::: Given records :::

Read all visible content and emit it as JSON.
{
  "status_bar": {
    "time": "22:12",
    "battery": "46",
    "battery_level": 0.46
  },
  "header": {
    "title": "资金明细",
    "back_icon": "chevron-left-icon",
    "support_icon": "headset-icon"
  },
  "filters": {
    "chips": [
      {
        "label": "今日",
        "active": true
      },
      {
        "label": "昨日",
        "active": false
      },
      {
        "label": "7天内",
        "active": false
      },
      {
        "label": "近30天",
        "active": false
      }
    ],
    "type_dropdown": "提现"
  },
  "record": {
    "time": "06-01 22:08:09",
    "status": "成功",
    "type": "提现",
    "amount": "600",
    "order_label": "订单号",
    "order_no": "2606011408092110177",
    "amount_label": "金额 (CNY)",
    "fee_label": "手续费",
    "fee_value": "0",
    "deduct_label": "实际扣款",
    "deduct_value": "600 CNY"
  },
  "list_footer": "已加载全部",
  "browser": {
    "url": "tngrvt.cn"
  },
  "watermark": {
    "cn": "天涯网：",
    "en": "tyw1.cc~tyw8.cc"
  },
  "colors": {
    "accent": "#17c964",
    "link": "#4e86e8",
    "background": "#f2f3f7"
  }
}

:::

▶ [Exercise task] Each record above should be returned exactly as it appears.

▶ [Result of the task]
Read all visible content and emit it as JSON.
{
  "status_bar": {
    "time": "22:12",
    "battery": "46",
    "battery_level": 0.46
  },
  "header": {
    "title": "资金明细",
    "back_icon": "chevron-left-icon",
    "support_icon": "headset-icon"
  },
  "filters": {
    "chips": [
      {
        "label": "今日",
        "active": true
      },
      {
        "label": "昨日",
        "active": false
      },
      {
        "label": "7天内",
        "active": false
      },
      {
        "label": "近30天",
        "active": false
      }
    ],
    "type_dropdown": "提现"
  },
  "record": {
    "time": "06-01 22:08:09",
    "status": "成功",
    "type": "提现",
    "amount": "600",
    "order_label": "订单号",
    "order_no": "2606011408092110177",
    "amount_label": "金额 (CNY)",
    "fee_label": "手续费",
    "fee_value": "0",
    "deduct_label": "实际扣款",
    "deduct_value": "600 CNY"
  },
  "list_footer": "已加载全部",
  "browser": {
    "url": "tngrvt.cn"
  },
  "watermark": {
    "cn": "天涯网：",
    "en": "tyw1.cc~tyw8.cc"
  },
  "colors": {
    "accent": "#17c964",
    "link": "#4e86e8",
    "background": "#f2f3f7"
  }
}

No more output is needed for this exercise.